BEGIN GIVEN DATA

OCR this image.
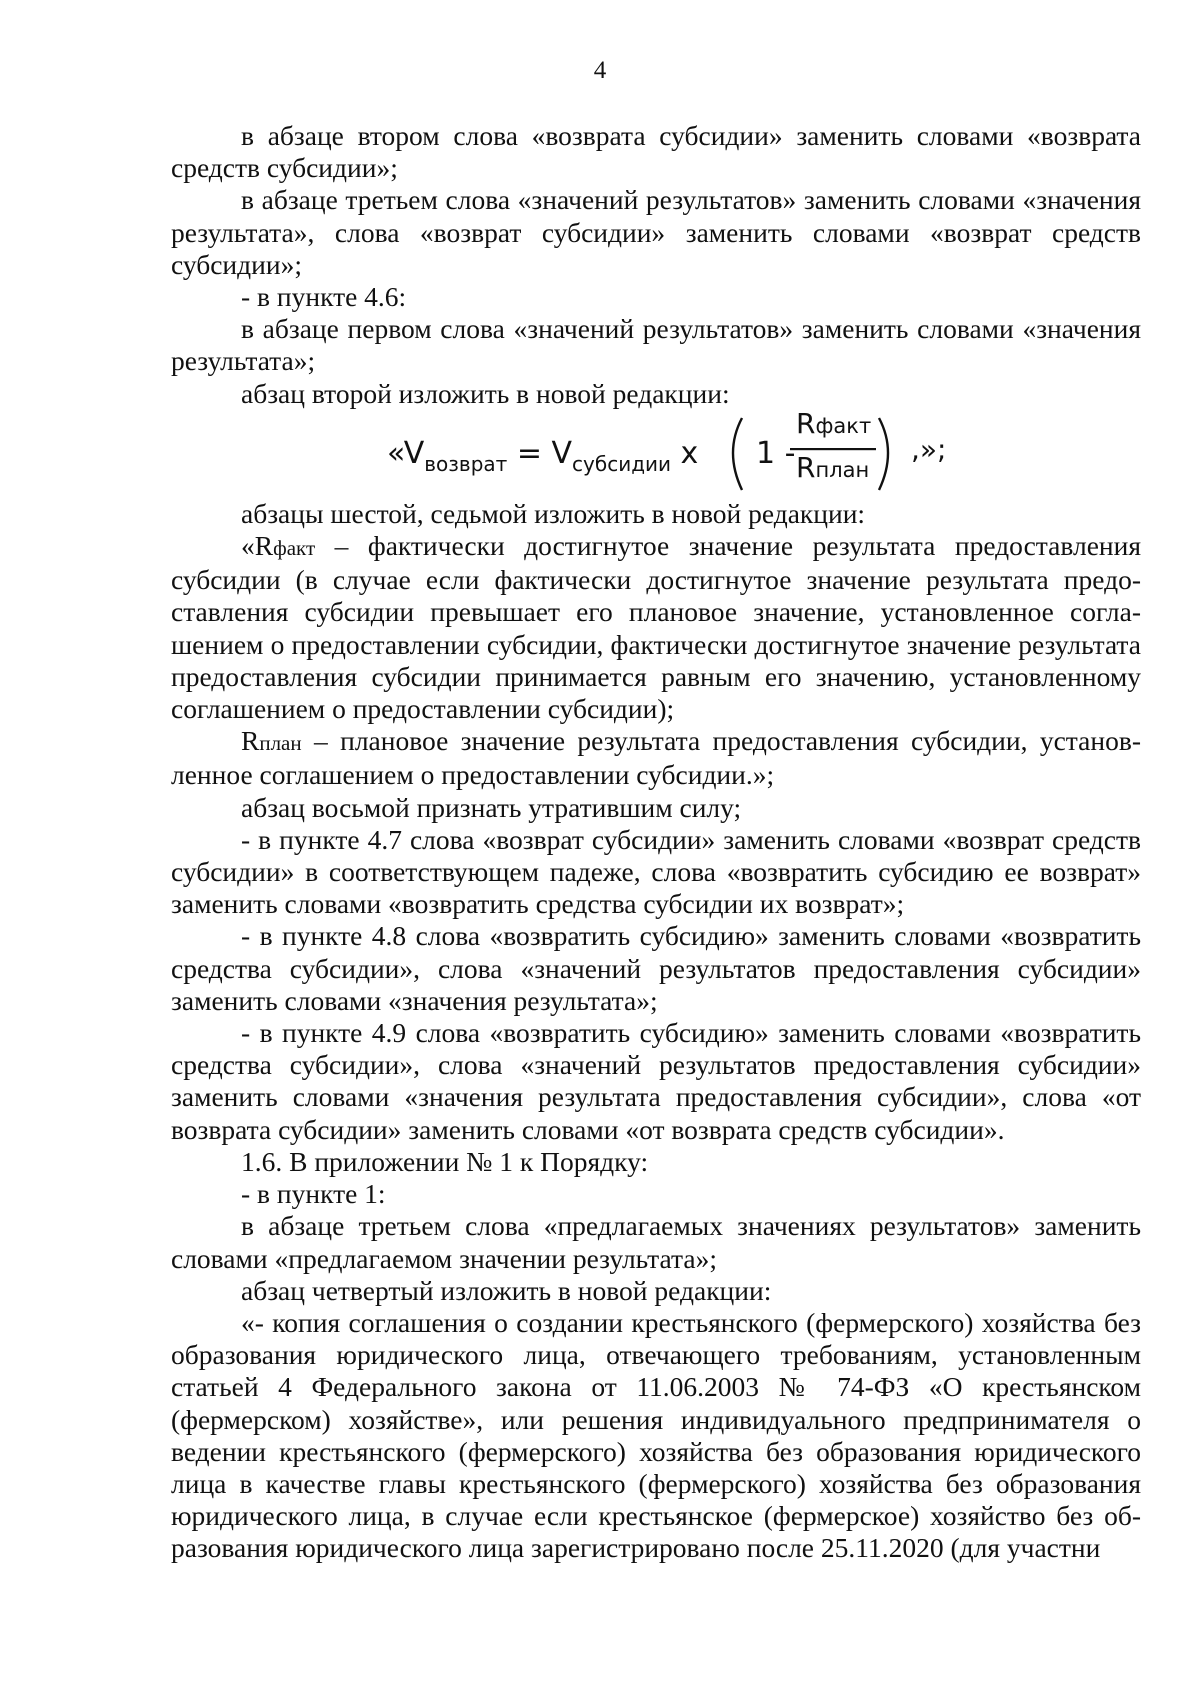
4

в абзаце втором слова «возврата субсидии» заменить словами «возврата средств субсидии»;

в абзаце третьем слова «значений результатов» заменить словами «значения результата», слова «возврат субсидии» заменить словами «возврат средств субсидии»;

- в пункте 4.6:

в абзаце первом слова «значений результатов» заменить словами «значения результата»;

абзац второй изложить в новой редакции:

«$V_{возврат} = V_{субсидии}$ x 1 -
Rфакт
Rплан
,»;

абзацы шестой, седьмой изложить в новой редакции:

«Rфакт – фактически достигнутое значение результата предоставления субсидии (в случае если фактически достигнутое значение результата предоставления субсидии превышает его плановое значение, установленное соглашением о предоставлении субсидии, фактически достигнутое значение результата предоставления субсидии принимается равным его значению, установленному соглашением о предоставлении субсидии);

Rплан – плановое значение результата предоставления субсидии, установленное соглашением о предоставлении субсидии.»;

абзац восьмой признать утратившим силу;

- в пункте 4.7 слова «возврат субсидии» заменить словами «возврат средств субсидии» в соответствующем падеже, слова «возвратить субсидию ее возврат» заменить словами «возвратить средства субсидии их возврат»;

- в пункте 4.8 слова «возвратить субсидию» заменить словами «возвратить средства субсидии», слова «значений результатов предоставления субсидии» заменить словами «значения результата»;

- в пункте 4.9 слова «возвратить субсидию» заменить словами «возвратить средства субсидии», слова «значений результатов предоставления субсидии» заменить словами «значения результата предоставления субсидии», слова «от возврата субсидии» заменить словами «от возврата средств субсидии».

1.6. В приложении № 1 к Порядку:

- в пункте 1:

в абзаце третьем слова «предлагаемых значениях результатов» заменить словами «предлагаемом значении результата»;

абзац четвертый изложить в новой редакции:

«- копия соглашения о создании крестьянского (фермерского) хозяйства без образования юридического лица, отвечающего требованиям, установленным статьей 4 Федерального закона от 11.06.2003 № 74-ФЗ «О крестьянском (фермерском) хозяйстве», или решения индивидуального предпринимателя о ведении крестьянского (фермерского) хозяйства без образования юридического лица в качестве главы крестьянского (фермерского) хозяйства без образования юридического лица, в случае если крестьянское (фермерское) хозяйство без образования юридического лица зарегистрировано после 25.11.2020 (для участни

END GIVEN DATA

EXERCISE REQUIREMENTS:
Retype the whole listing, keeping every line identical and omitting all pictures.

CORRECT RESPONSE:
OCR this image.
4

в абзаце втором слова «возврата субсидии» заменить словами «возврата средств субсидии»;

в абзаце третьем слова «значений результатов» заменить словами «значения результата», слова «возврат субсидии» заменить словами «возврат средств субсидии»;

- в пункте 4.6:

в абзаце первом слова «значений результатов» заменить словами «значения результата»;

абзац второй изложить в новой редакции:

«$V_{возврат} = V_{субсидии}$ x 1 -
Rфакт
Rплан
,»;

абзацы шестой, седьмой изложить в новой редакции:

«Rфакт – фактически достигнутое значение результата предоставления субсидии (в случае если фактически достигнутое значение результата предоставления субсидии превышает его плановое значение, установленное соглашением о предоставлении субсидии, фактически достигнутое значение результата предоставления субсидии принимается равным его значению, установленному соглашением о предоставлении субсидии);

Rплан – плановое значение результата предоставления субсидии, установленное соглашением о предоставлении субсидии.»;

абзац восьмой признать утратившим силу;

- в пункте 4.7 слова «возврат субсидии» заменить словами «возврат средств субсидии» в соответствующем падеже, слова «возвратить субсидию ее возврат» заменить словами «возвратить средства субсидии их возврат»;

- в пункте 4.8 слова «возвратить субсидию» заменить словами «возвратить средства субсидии», слова «значений результатов предоставления субсидии» заменить словами «значения результата»;

- в пункте 4.9 слова «возвратить субсидию» заменить словами «возвратить средства субсидии», слова «значений результатов предоставления субсидии» заменить словами «значения результата предоставления субсидии», слова «от возврата субсидии» заменить словами «от возврата средств субсидии».

1.6. В приложении № 1 к Порядку:

- в пункте 1:

в абзаце третьем слова «предлагаемых значениях результатов» заменить словами «предлагаемом значении результата»;

абзац четвертый изложить в новой редакции:

«- копия соглашения о создании крестьянского (фермерского) хозяйства без образования юридического лица, отвечающего требованиям, установленным статьей 4 Федерального закона от 11.06.2003 № 74-ФЗ «О крестьянском (фермерском) хозяйстве», или решения индивидуального предпринимателя о ведении крестьянского (фермерского) хозяйства без образования юридического лица в качестве главы крестьянского (фермерского) хозяйства без образования юридического лица, в случае если крестьянское (фермерское) хозяйство без образования юридического лица зарегистрировано после 25.11.2020 (для участни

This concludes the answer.